▶ [Task details]:
Reproduce the whole listing, character for character.

▶ [Supplied entries]:
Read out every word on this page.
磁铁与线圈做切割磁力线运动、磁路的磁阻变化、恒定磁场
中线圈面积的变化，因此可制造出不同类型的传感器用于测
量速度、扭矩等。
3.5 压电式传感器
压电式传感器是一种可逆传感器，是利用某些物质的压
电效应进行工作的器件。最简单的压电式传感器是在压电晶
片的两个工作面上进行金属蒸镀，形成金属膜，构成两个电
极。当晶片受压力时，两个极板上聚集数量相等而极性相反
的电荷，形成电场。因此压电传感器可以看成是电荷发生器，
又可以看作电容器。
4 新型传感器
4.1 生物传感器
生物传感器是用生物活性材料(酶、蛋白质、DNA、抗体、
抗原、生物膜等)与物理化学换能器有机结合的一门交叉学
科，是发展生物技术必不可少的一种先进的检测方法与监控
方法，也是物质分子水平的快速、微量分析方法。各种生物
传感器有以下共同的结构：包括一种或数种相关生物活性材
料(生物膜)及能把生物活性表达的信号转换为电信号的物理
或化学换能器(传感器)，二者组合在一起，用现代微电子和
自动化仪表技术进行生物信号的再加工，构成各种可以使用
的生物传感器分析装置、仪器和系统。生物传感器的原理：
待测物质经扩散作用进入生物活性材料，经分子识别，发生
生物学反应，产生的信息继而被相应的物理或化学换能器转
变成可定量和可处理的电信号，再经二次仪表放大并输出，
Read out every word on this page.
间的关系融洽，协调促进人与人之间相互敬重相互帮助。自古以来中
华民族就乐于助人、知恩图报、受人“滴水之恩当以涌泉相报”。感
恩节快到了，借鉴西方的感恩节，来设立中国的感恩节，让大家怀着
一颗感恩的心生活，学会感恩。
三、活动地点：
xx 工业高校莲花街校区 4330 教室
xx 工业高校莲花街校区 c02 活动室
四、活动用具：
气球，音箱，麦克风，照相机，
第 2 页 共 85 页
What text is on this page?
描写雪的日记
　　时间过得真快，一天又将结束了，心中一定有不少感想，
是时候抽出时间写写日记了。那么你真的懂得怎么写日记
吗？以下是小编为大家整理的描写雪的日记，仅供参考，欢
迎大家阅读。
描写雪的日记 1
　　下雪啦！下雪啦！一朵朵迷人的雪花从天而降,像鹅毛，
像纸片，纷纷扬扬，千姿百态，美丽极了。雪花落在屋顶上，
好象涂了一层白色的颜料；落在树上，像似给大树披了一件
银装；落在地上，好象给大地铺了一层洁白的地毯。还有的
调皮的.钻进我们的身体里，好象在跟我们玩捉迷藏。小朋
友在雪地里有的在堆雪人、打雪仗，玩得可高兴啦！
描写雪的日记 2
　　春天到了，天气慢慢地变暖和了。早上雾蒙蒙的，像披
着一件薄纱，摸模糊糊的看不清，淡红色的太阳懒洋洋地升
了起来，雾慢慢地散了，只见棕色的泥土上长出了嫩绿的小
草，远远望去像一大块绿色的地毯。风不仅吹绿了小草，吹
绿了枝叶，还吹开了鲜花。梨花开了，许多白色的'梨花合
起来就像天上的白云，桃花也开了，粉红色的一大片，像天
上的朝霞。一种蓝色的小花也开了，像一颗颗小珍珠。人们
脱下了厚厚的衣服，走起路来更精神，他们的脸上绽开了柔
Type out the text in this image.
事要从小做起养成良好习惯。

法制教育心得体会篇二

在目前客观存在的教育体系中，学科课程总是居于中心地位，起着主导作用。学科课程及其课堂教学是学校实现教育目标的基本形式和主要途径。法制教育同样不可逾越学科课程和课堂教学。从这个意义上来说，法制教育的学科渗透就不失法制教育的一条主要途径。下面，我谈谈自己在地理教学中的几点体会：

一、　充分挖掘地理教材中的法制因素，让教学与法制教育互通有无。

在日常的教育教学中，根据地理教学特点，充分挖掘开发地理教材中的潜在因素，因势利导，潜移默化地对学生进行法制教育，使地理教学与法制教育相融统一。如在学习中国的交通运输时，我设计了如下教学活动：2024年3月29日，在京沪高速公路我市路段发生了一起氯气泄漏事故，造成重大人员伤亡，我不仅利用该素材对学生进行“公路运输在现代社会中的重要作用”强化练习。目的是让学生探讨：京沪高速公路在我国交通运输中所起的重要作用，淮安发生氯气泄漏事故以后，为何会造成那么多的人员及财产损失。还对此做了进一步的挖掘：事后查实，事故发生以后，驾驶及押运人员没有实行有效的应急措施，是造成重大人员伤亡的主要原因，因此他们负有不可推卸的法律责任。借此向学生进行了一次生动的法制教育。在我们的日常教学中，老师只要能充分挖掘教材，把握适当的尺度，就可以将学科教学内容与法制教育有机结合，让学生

▶ [Written solution]:
Read out every word on this page.
磁铁与线圈做切割磁力线运动、磁路的磁阻变化、恒定磁场
中线圈面积的变化，因此可制造出不同类型的传感器用于测
量速度、扭矩等。
3.5 压电式传感器
压电式传感器是一种可逆传感器，是利用某些物质的压
电效应进行工作的器件。最简单的压电式传感器是在压电晶
片的两个工作面上进行金属蒸镀，形成金属膜，构成两个电
极。当晶片受压力时，两个极板上聚集数量相等而极性相反
的电荷，形成电场。因此压电传感器可以看成是电荷发生器，
又可以看作电容器。
4 新型传感器
4.1 生物传感器
生物传感器是用生物活性材料(酶、蛋白质、DNA、抗体、
抗原、生物膜等)与物理化学换能器有机结合的一门交叉学
科，是发展生物技术必不可少的一种先进的检测方法与监控
方法，也是物质分子水平的快速、微量分析方法。各种生物
传感器有以下共同的结构：包括一种或数种相关生物活性材
料(生物膜)及能把生物活性表达的信号转换为电信号的物理
或化学换能器(传感器)，二者组合在一起，用现代微电子和
自动化仪表技术进行生物信号的再加工，构成各种可以使用
的生物传感器分析装置、仪器和系统。生物传感器的原理：
待测物质经扩散作用进入生物活性材料，经分子识别，发生
生物学反应，产生的信息继而被相应的物理或化学换能器转
变成可定量和可处理的电信号，再经二次仪表放大并输出，
Read out every word on this page.
间的关系融洽，协调促进人与人之间相互敬重相互帮助。自古以来中
华民族就乐于助人、知恩图报、受人“滴水之恩当以涌泉相报”。感
恩节快到了，借鉴西方的感恩节，来设立中国的感恩节，让大家怀着
一颗感恩的心生活，学会感恩。
三、活动地点：
xx 工业高校莲花街校区 4330 教室
xx 工业高校莲花街校区 c02 活动室
四、活动用具：
气球，音箱，麦克风，照相机，
第 2 页 共 85 页
What text is on this page?
描写雪的日记
　　时间过得真快，一天又将结束了，心中一定有不少感想，
是时候抽出时间写写日记了。那么你真的懂得怎么写日记
吗？以下是小编为大家整理的描写雪的日记，仅供参考，欢
迎大家阅读。
描写雪的日记 1
　　下雪啦！下雪啦！一朵朵迷人的雪花从天而降,像鹅毛，
像纸片，纷纷扬扬，千姿百态，美丽极了。雪花落在屋顶上，
好象涂了一层白色的颜料；落在树上，像似给大树披了一件
银装；落在地上，好象给大地铺了一层洁白的地毯。还有的
调皮的.钻进我们的身体里，好象在跟我们玩捉迷藏。小朋
友在雪地里有的在堆雪人、打雪仗，玩得可高兴啦！
描写雪的日记 2
　　春天到了，天气慢慢地变暖和了。早上雾蒙蒙的，像披
着一件薄纱，摸模糊糊的看不清，淡红色的太阳懒洋洋地升
了起来，雾慢慢地散了，只见棕色的泥土上长出了嫩绿的小
草，远远望去像一大块绿色的地毯。风不仅吹绿了小草，吹
绿了枝叶，还吹开了鲜花。梨花开了，许多白色的'梨花合
起来就像天上的白云，桃花也开了，粉红色的一大片，像天
上的朝霞。一种蓝色的小花也开了，像一颗颗小珍珠。人们
脱下了厚厚的衣服，走起路来更精神，他们的脸上绽开了柔
Type out the text in this image.
事要从小做起养成良好习惯。

法制教育心得体会篇二

在目前客观存在的教育体系中，学科课程总是居于中心地位，起着主导作用。学科课程及其课堂教学是学校实现教育目标的基本形式和主要途径。法制教育同样不可逾越学科课程和课堂教学。从这个意义上来说，法制教育的学科渗透就不失法制教育的一条主要途径。下面，我谈谈自己在地理教学中的几点体会：

一、　充分挖掘地理教材中的法制因素，让教学与法制教育互通有无。

在日常的教育教学中，根据地理教学特点，充分挖掘开发地理教材中的潜在因素，因势利导，潜移默化地对学生进行法制教育，使地理教学与法制教育相融统一。如在学习中国的交通运输时，我设计了如下教学活动：2024年3月29日，在京沪高速公路我市路段发生了一起氯气泄漏事故，造成重大人员伤亡，我不仅利用该素材对学生进行“公路运输在现代社会中的重要作用”强化练习。目的是让学生探讨：京沪高速公路在我国交通运输中所起的重要作用，淮安发生氯气泄漏事故以后，为何会造成那么多的人员及财产损失。还对此做了进一步的挖掘：事后查实，事故发生以后，驾驶及押运人员没有实行有效的应急措施，是造成重大人员伤亡的主要原因，因此他们负有不可推卸的法律责任。借此向学生进行了一次生动的法制教育。在我们的日常教学中，老师只要能充分挖掘教材，把握适当的尺度，就可以将学科教学内容与法制教育有机结合，让学生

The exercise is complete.